Records from a data collection
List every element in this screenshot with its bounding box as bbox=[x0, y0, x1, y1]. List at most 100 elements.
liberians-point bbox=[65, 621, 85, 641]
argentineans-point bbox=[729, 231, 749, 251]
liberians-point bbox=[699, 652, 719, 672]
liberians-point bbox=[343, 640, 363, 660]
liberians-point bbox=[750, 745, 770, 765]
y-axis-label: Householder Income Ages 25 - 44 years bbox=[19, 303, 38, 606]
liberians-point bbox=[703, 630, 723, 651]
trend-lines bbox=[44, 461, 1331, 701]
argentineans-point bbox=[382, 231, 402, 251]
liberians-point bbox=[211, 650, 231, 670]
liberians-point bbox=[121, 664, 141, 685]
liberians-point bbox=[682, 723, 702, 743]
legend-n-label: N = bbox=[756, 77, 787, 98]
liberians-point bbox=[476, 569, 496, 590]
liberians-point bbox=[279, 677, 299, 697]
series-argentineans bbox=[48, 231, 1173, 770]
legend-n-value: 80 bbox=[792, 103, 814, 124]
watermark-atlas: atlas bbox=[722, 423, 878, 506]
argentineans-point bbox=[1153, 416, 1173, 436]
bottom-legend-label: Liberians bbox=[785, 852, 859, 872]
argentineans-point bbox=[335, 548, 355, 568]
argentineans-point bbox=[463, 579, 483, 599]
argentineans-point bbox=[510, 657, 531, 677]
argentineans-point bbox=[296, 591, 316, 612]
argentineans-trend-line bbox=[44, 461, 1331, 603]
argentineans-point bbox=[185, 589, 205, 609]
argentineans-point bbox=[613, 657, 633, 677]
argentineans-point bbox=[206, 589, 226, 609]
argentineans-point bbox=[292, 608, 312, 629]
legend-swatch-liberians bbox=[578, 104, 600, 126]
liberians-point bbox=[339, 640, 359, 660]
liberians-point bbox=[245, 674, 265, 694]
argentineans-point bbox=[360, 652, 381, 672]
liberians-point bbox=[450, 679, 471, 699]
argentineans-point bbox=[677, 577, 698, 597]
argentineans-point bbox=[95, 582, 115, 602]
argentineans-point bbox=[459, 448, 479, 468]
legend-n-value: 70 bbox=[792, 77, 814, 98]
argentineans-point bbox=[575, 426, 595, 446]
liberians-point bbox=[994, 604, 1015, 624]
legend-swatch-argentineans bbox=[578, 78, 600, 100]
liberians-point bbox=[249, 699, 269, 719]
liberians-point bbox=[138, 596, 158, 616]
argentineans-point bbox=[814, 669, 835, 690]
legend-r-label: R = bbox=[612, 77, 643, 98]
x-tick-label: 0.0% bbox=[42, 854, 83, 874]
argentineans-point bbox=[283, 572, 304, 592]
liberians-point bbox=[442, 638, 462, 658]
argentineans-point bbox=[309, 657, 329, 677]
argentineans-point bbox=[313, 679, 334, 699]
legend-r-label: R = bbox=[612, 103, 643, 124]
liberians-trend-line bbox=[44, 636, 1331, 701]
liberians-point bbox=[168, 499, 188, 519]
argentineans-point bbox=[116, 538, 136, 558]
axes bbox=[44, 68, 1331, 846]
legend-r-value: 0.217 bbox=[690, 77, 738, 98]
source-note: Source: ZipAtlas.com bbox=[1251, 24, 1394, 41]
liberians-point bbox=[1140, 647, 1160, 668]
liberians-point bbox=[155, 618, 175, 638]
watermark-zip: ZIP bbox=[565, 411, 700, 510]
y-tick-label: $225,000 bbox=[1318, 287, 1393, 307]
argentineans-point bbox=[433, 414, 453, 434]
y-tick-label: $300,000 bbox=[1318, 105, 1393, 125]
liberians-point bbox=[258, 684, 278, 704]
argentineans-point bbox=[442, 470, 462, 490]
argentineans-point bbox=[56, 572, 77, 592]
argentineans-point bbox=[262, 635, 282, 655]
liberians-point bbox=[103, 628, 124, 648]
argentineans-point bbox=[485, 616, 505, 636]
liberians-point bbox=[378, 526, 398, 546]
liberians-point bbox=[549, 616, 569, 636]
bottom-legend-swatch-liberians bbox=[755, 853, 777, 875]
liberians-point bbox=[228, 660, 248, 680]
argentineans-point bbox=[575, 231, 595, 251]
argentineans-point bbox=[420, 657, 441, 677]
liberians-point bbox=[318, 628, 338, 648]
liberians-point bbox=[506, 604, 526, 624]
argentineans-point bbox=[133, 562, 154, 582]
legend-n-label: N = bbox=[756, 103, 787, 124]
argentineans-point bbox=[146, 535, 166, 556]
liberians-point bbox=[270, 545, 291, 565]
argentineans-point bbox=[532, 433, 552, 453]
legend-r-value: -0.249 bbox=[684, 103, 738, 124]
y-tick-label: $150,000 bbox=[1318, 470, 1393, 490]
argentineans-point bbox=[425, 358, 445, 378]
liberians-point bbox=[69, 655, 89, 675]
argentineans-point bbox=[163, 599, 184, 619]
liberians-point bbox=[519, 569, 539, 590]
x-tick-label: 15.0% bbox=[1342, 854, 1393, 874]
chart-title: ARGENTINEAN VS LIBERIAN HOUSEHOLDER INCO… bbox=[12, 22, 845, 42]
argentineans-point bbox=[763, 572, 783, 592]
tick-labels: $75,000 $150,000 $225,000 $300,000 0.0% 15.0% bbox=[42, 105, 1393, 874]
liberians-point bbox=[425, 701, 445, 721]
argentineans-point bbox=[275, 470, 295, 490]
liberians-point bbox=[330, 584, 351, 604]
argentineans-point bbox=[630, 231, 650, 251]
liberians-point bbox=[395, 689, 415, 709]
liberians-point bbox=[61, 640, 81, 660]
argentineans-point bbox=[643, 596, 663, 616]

• OBJECTIVE:
Turn every line of the listing above into a JSON list of strings, with one string per line and no blank lines.

• COMPLETED EXERCISE:
[
  "List every element in this screenshot with its bounding box as bbox=[x0, y0, x1, y1]. List at most 100 elements.",
  "liberians-point bbox=[65, 621, 85, 641]",
  "argentineans-point bbox=[729, 231, 749, 251]",
  "liberians-point bbox=[699, 652, 719, 672]",
  "liberians-point bbox=[343, 640, 363, 660]",
  "liberians-point bbox=[750, 745, 770, 765]",
  "y-axis-label: Householder Income Ages 25 - 44 years bbox=[19, 303, 38, 606]",
  "liberians-point bbox=[703, 630, 723, 651]",
  "trend-lines bbox=[44, 461, 1331, 701]",
  "argentineans-point bbox=[382, 231, 402, 251]",
  "liberians-point bbox=[211, 650, 231, 670]",
  "liberians-point bbox=[121, 664, 141, 685]",
  "liberians-point bbox=[682, 723, 702, 743]",
  "legend-n-label: N = bbox=[756, 77, 787, 98]",
  "liberians-point bbox=[476, 569, 496, 590]",
  "liberians-point bbox=[279, 677, 299, 697]",
  "series-argentineans bbox=[48, 231, 1173, 770]",
  "legend-n-value: 80 bbox=[792, 103, 814, 124]",
  "watermark-atlas: atlas bbox=[722, 423, 878, 506]",
  "argentineans-point bbox=[1153, 416, 1173, 436]",
  "bottom-legend-label: Liberians bbox=[785, 852, 859, 872]",
  "argentineans-point bbox=[335, 548, 355, 568]",
  "argentineans-point bbox=[463, 579, 483, 599]",
  "argentineans-point bbox=[510, 657, 531, 677]",
  "argentineans-point bbox=[296, 591, 316, 612]",
  "argentineans-trend-line bbox=[44, 461, 1331, 603]",
  "argentineans-point bbox=[185, 589, 205, 609]",
  "argentineans-point bbox=[613, 657, 633, 677]",
  "argentineans-point bbox=[206, 589, 226, 609]",
  "argentineans-point bbox=[292, 608, 312, 629]",
  "legend-swatch-liberians bbox=[578, 104, 600, 126]",
  "liberians-point bbox=[339, 640, 359, 660]",
  "liberians-point bbox=[245, 674, 265, 694]",
  "argentineans-point bbox=[360, 652, 381, 672]",
  "liberians-point bbox=[450, 679, 471, 699]",
  "argentineans-point bbox=[677, 577, 698, 597]",
  "argentineans-point bbox=[95, 582, 115, 602]",
  "argentineans-point bbox=[459, 448, 479, 468]",
  "legend-n-value: 70 bbox=[792, 77, 814, 98]",
  "argentineans-point bbox=[575, 426, 595, 446]",
  "liberians-point bbox=[994, 604, 1015, 624]",
  "legend-swatch-argentineans bbox=[578, 78, 600, 100]",
  "liberians-point bbox=[249, 699, 269, 719]",
  "liberians-point bbox=[138, 596, 158, 616]",
  "argentineans-point bbox=[814, 669, 835, 690]",
  "legend-r-label: R = bbox=[612, 77, 643, 98]",
  "x-tick-label: 0.0% bbox=[42, 854, 83, 874]",
  "argentineans-point bbox=[283, 572, 304, 592]",
  "liberians-point bbox=[442, 638, 462, 658]",
  "argentineans-point bbox=[309, 657, 329, 677]",
  "argentineans-point bbox=[313, 679, 334, 699]",
  "legend-r-label: R = bbox=[612, 103, 643, 124]",
  "liberians-trend-line bbox=[44, 636, 1331, 701]",
  "liberians-point bbox=[168, 499, 188, 519]",
  "argentineans-point bbox=[116, 538, 136, 558]",
  "axes bbox=[44, 68, 1331, 846]",
  "legend-r-value: 0.217 bbox=[690, 77, 738, 98]",
  "source-note: Source: ZipAtlas.com bbox=[1251, 24, 1394, 41]",
  "liberians-point bbox=[1140, 647, 1160, 668]",
  "liberians-point bbox=[155, 618, 175, 638]",
  "watermark-zip: ZIP bbox=[565, 411, 700, 510]",
  "y-tick-label: $225,000 bbox=[1318, 287, 1393, 307]",
  "argentineans-point bbox=[433, 414, 453, 434]",
  "y-tick-label: $300,000 bbox=[1318, 105, 1393, 125]",
  "liberians-point bbox=[258, 684, 278, 704]",
  "argentineans-point bbox=[442, 470, 462, 490]",
  "argentineans-point bbox=[56, 572, 77, 592]",
  "argentineans-point bbox=[262, 635, 282, 655]",
  "liberians-point bbox=[103, 628, 124, 648]",
  "argentineans-point bbox=[485, 616, 505, 636]",
  "liberians-point bbox=[378, 526, 398, 546]",
  "liberians-point bbox=[549, 616, 569, 636]",
  "bottom-legend-swatch-liberians bbox=[755, 853, 777, 875]",
  "liberians-point bbox=[228, 660, 248, 680]",
  "argentineans-point bbox=[575, 231, 595, 251]",
  "argentineans-point bbox=[420, 657, 441, 677]",
  "liberians-point bbox=[318, 628, 338, 648]",
  "liberians-point bbox=[506, 604, 526, 624]",
  "argentineans-point bbox=[133, 562, 154, 582]",
  "legend-n-label: N = bbox=[756, 103, 787, 124]",
  "argentineans-point bbox=[146, 535, 166, 556]",
  "liberians-point bbox=[270, 545, 291, 565]",
  "argentineans-point bbox=[532, 433, 552, 453]",
  "legend-r-value: -0.249 bbox=[684, 103, 738, 124]",
  "y-tick-label: $150,000 bbox=[1318, 470, 1393, 490]",
  "argentineans-point bbox=[425, 358, 445, 378]",
  "liberians-point bbox=[69, 655, 89, 675]",
  "argentineans-point bbox=[163, 599, 184, 619]",
  "liberians-point bbox=[519, 569, 539, 590]",
  "x-tick-label: 15.0% bbox=[1342, 854, 1393, 874]",
  "chart-title: ARGENTINEAN VS LIBERIAN HOUSEHOLDER INCO… bbox=[12, 22, 845, 42]",
  "argentineans-point bbox=[763, 572, 783, 592]",
  "tick-labels: $75,000 $150,000 $225,000 $300,000 0.0% 15.0% bbox=[42, 105, 1393, 874]",
  "liberians-point bbox=[425, 701, 445, 721]",
  "argentineans-point bbox=[275, 470, 295, 490]",
  "liberians-point bbox=[330, 584, 351, 604]",
  "argentineans-point bbox=[630, 231, 650, 251]",
  "liberians-point bbox=[395, 689, 415, 709]",
  "liberians-point bbox=[61, 640, 81, 660]",
  "argentineans-point bbox=[643, 596, 663, 616]"
]